■ AIM ■
Listed below are entries; give the number of lines among them that include "indru", and only that number.

-*-

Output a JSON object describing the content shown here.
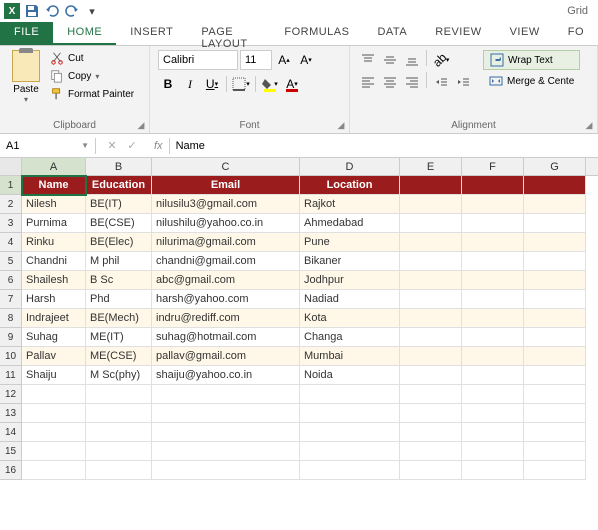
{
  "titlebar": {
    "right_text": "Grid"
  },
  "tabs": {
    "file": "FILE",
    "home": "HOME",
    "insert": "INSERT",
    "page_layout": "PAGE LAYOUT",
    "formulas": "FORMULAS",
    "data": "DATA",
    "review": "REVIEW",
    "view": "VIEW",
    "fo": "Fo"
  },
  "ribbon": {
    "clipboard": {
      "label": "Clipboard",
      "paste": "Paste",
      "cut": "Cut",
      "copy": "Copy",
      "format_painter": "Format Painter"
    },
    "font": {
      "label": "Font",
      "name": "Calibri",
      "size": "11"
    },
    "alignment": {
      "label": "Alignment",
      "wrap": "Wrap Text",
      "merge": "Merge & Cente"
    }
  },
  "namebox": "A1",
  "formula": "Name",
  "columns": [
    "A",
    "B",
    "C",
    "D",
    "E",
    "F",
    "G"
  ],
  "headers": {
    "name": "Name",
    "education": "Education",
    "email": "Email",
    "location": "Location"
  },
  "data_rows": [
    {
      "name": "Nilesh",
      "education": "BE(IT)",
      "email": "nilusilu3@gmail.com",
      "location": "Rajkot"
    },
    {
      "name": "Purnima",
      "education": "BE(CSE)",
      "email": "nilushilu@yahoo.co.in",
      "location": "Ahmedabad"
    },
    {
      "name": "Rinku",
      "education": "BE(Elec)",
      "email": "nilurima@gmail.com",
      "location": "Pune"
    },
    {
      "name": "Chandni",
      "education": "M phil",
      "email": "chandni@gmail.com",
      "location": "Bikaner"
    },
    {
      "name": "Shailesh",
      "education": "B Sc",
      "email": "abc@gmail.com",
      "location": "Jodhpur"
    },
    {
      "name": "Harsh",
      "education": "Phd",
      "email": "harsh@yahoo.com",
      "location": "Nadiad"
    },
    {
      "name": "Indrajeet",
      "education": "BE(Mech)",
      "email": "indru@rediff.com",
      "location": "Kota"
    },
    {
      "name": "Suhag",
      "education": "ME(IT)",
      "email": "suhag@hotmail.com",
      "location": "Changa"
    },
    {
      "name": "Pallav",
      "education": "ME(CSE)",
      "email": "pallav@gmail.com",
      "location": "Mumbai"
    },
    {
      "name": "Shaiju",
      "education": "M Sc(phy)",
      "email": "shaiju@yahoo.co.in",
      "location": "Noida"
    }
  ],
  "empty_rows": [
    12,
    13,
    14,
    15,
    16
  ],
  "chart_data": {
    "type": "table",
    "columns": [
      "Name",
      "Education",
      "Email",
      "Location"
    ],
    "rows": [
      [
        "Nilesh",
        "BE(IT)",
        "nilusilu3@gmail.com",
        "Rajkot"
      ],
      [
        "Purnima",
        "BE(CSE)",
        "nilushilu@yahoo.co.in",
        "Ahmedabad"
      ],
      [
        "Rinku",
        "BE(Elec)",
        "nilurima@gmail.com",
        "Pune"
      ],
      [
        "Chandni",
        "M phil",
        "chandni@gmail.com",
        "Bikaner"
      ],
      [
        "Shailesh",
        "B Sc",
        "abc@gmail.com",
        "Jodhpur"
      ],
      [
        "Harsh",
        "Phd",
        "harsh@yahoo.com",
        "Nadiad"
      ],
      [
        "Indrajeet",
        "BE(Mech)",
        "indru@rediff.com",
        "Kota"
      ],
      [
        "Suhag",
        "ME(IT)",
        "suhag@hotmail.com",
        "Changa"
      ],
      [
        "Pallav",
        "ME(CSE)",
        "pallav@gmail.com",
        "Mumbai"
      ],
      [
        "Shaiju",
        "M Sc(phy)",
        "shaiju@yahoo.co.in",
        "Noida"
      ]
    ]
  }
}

-*-

■ RESPONSE ■
2